= SELECTED TEXT =
IN THE MIDDLE OF SOMEWHERE
Nantes Art School & K'Arts, Seoul, april 2018

LELIÈVRE Gérémy
Language’s Weakness
Video, 3 minutes
This video reveals the fragility of the meaning in front of the inability to understand form. This fragility is in association with the weakness of the technology (not a perfect translator).

LELIÈVRE Gérémy
What is my connection with the Korean language, that I don’t know, and can’t understand, neither the talking nor the writing? How can I face up to the language barrier and to this unknown that is impossible to learn in this short time. I would like to build on this problematic, beginning to the idea of inability to understand this language as a way to enable free playing with this, without the affect of the meaning. I started this work with a sentence from Le Bruissement de la Langue by the french philosopher Roland Barthes. I tried, with this sentence to reveal an isolated situation and the feeling to stay in the background caused by the lack of understanding the language. The many translations that the sentence suffered (from French to English, then to Korean) and the use of a visual recognition translation application on my mobile phone deconstruct the sentence’s form (significant) and the meaning (signified).


LIU Zhixing
Three-Seconds Sculptures, 2018
Painting on paper (150 x 217cm), video, 11min 46.

= DIRECTIONS =
From the exhibition text, extract the passage starting with "IN THE MIDDLE" and going on through "a perfect translator).". The lines that come next are not required.

(Records from a collection)

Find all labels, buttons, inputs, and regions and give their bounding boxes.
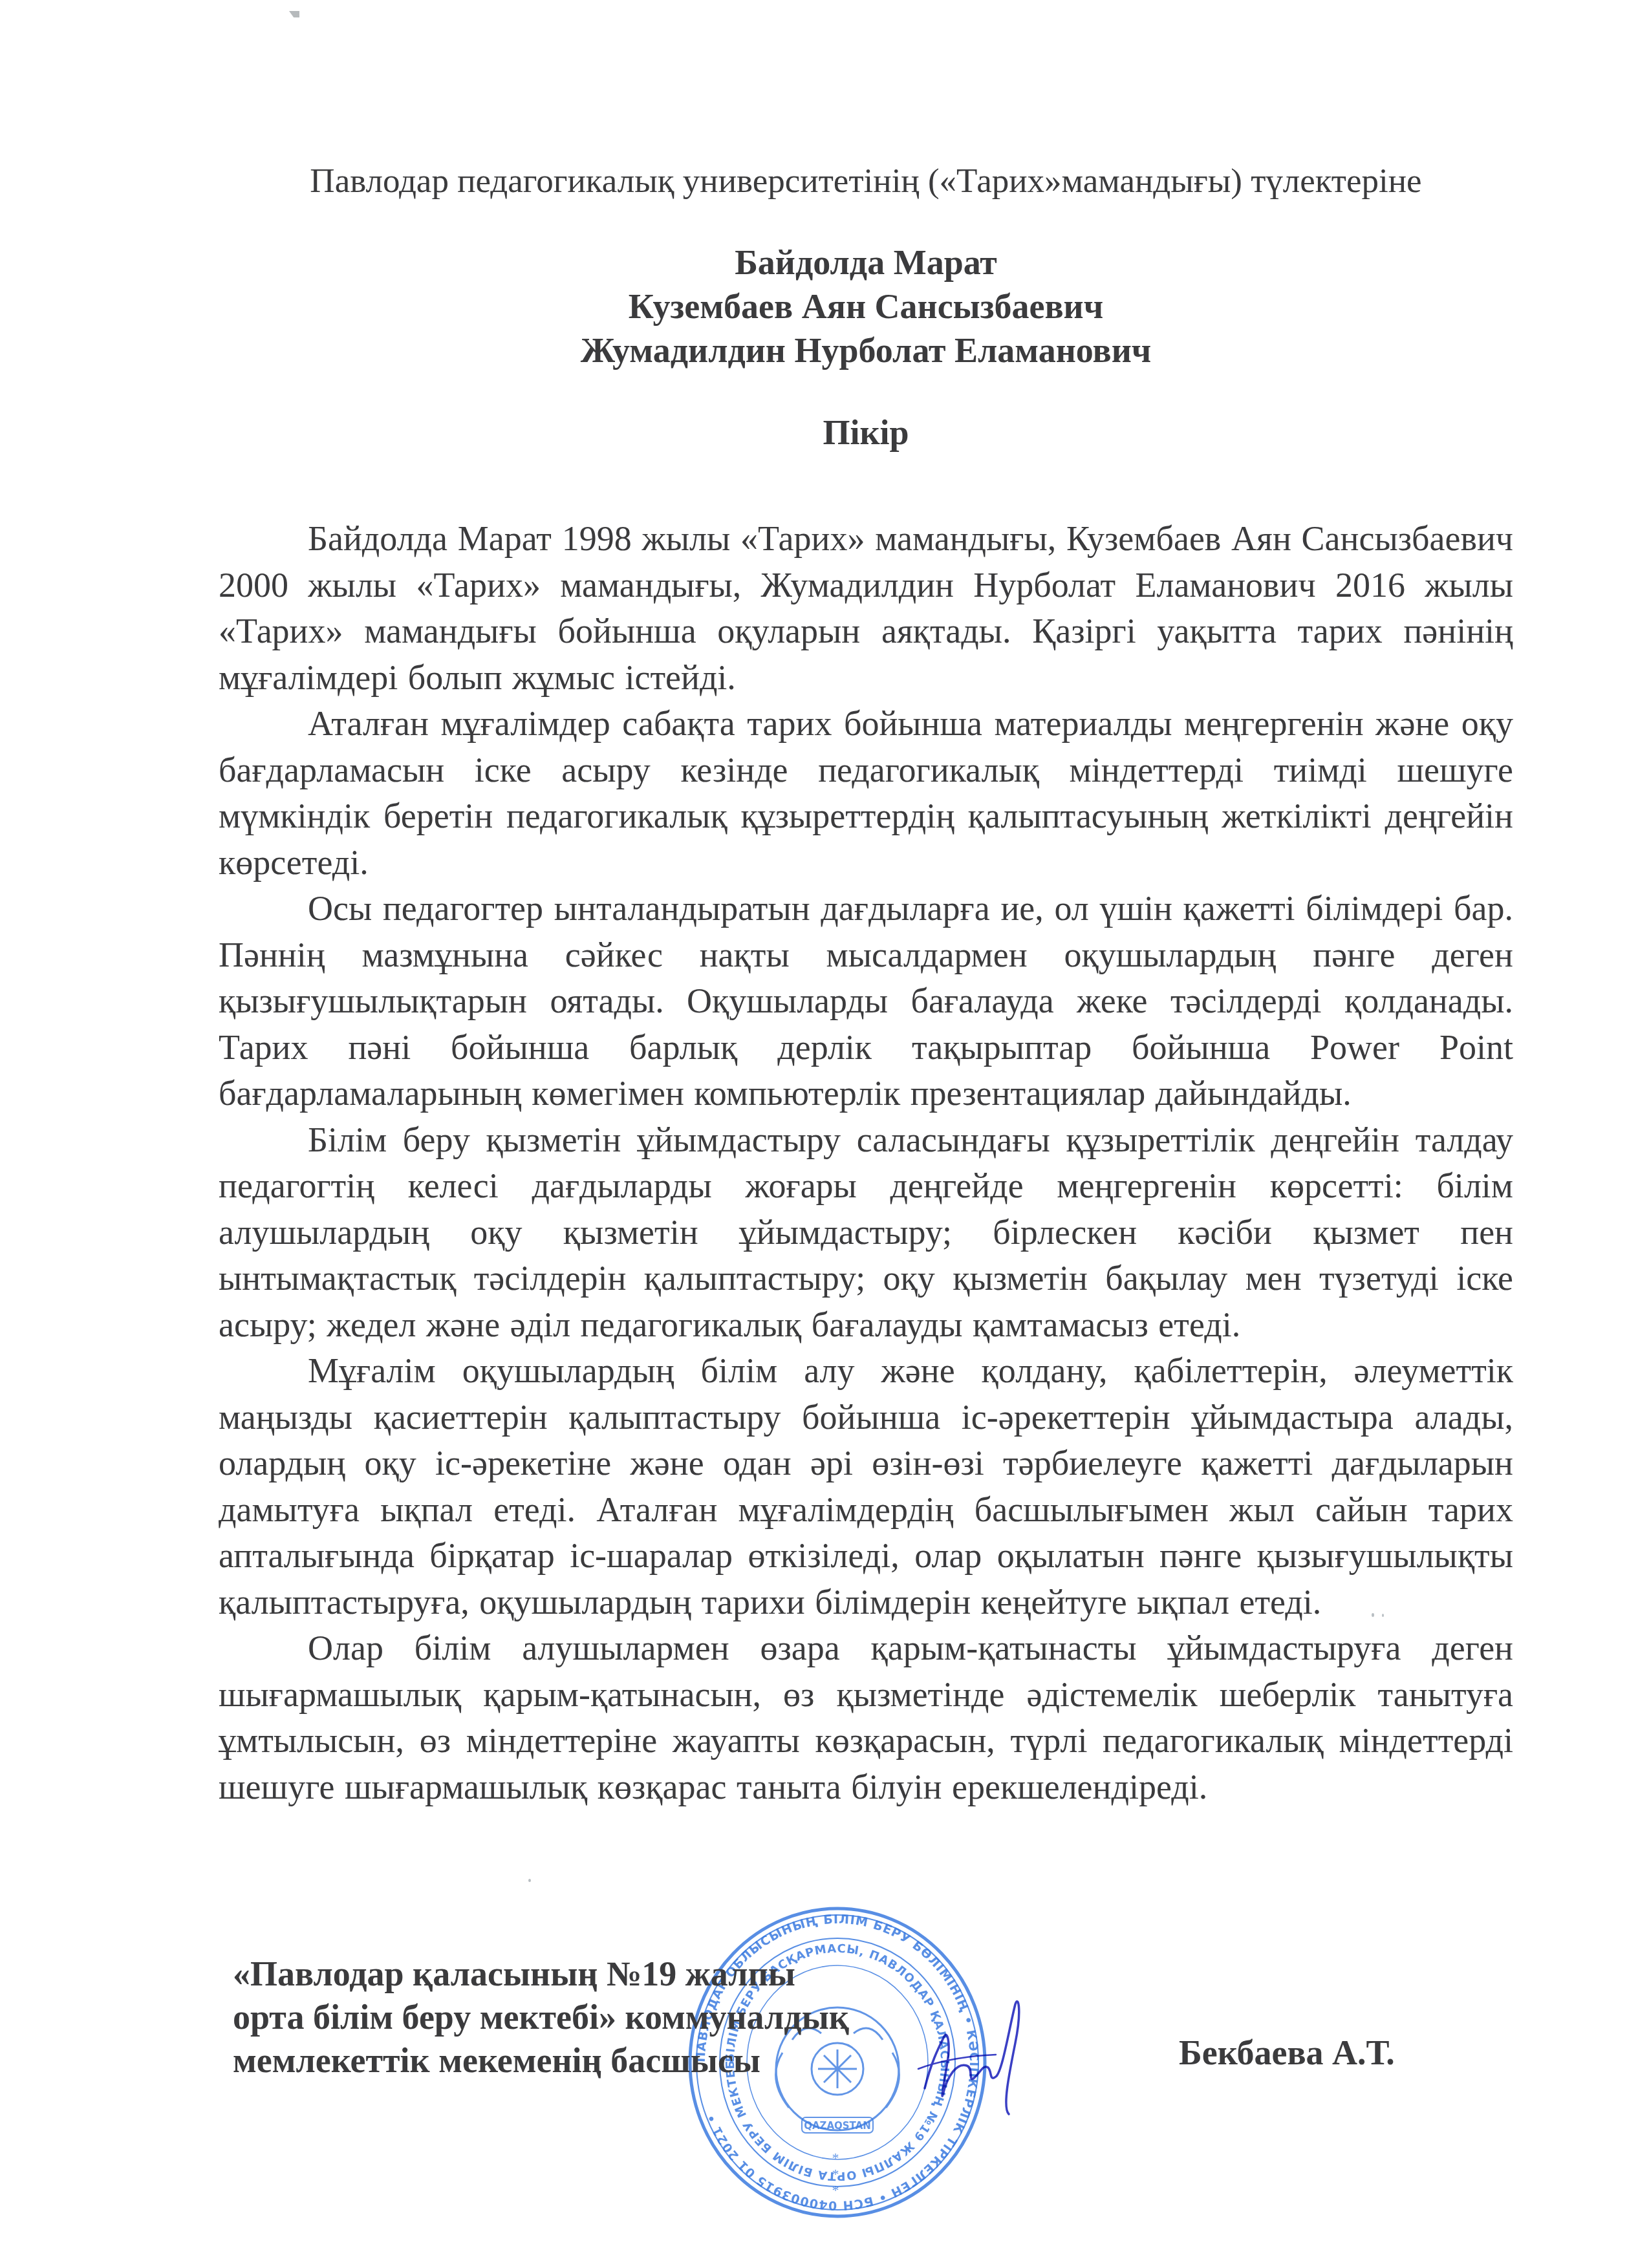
scan-speck <box>1372 1613 1374 1617</box>
document-page: Павлодар педагогикалық университетінің (… <box>0 0 1649 2268</box>
svg-text:*: * <box>832 2182 839 2198</box>
scan-speck <box>1382 1614 1384 1617</box>
graduate-names: Байдолда Марат Кузембаев Аян Сансызбаеви… <box>219 241 1513 372</box>
handwritten-signature-icon <box>912 1991 1035 2121</box>
scan-speck <box>528 1879 531 1882</box>
signatory-position-line: «Павлодар қаласының №19 жалпы <box>233 1952 849 1996</box>
signatory-position-line: орта білім беру мектебі» коммуналдық <box>233 1996 849 2039</box>
document-body: Байдолда Марат 1998 жылы «Тарих» маманды… <box>219 516 1513 1810</box>
document-title: Пікір <box>219 412 1513 453</box>
graduate-name: Байдолда Марат <box>219 241 1513 284</box>
signatory-position-line: мемлекеттік мекеменің басшысы <box>233 2039 849 2082</box>
body-paragraph: Мұғалім оқушылардың білім алу және қолда… <box>219 1348 1513 1625</box>
svg-text:*: * <box>832 2166 839 2182</box>
body-paragraph: Білім беру қызметін ұйымдастыру саласынд… <box>219 1117 1513 1349</box>
graduate-name: Кузембаев Аян Сансызбаевич <box>219 284 1513 328</box>
addressee-line: Павлодар педагогикалық университетінің (… <box>219 160 1513 202</box>
body-paragraph: Байдолда Марат 1998 жылы «Тарих» маманды… <box>219 516 1513 701</box>
scan-artifact <box>289 11 299 17</box>
body-paragraph: Осы педагогтер ынталандыратын дағдыларға… <box>219 886 1513 1117</box>
body-paragraph: Олар білім алушылармен өзара қарым-қатын… <box>219 1625 1513 1810</box>
graduate-name: Жумадилдин Нурболат Еламанович <box>219 328 1513 372</box>
body-paragraph: Аталған мұғалімдер сабақта тарих бойынша… <box>219 701 1513 886</box>
svg-text:*: * <box>832 2150 839 2166</box>
signatory-position: «Павлодар қаласының №19 жалпы орта білім… <box>233 1952 849 2082</box>
svg-text:QAZAQSTAN: QAZAQSTAN <box>804 2120 871 2132</box>
signer-name: Бекбаева А.Т. <box>1179 2032 1395 2073</box>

= EXERCISE RESULT =
IN THE MIDDLE OF SOMEWHERE
Nantes Art School & K'Arts, Seoul, april 2018

LELIÈVRE Gérémy
Language’s Weakness
Video, 3 minutes
This video reveals the fragility of the meaning in front of the inability to understand form. This fragility is in association with the weakness of the technology (not a perfect translator).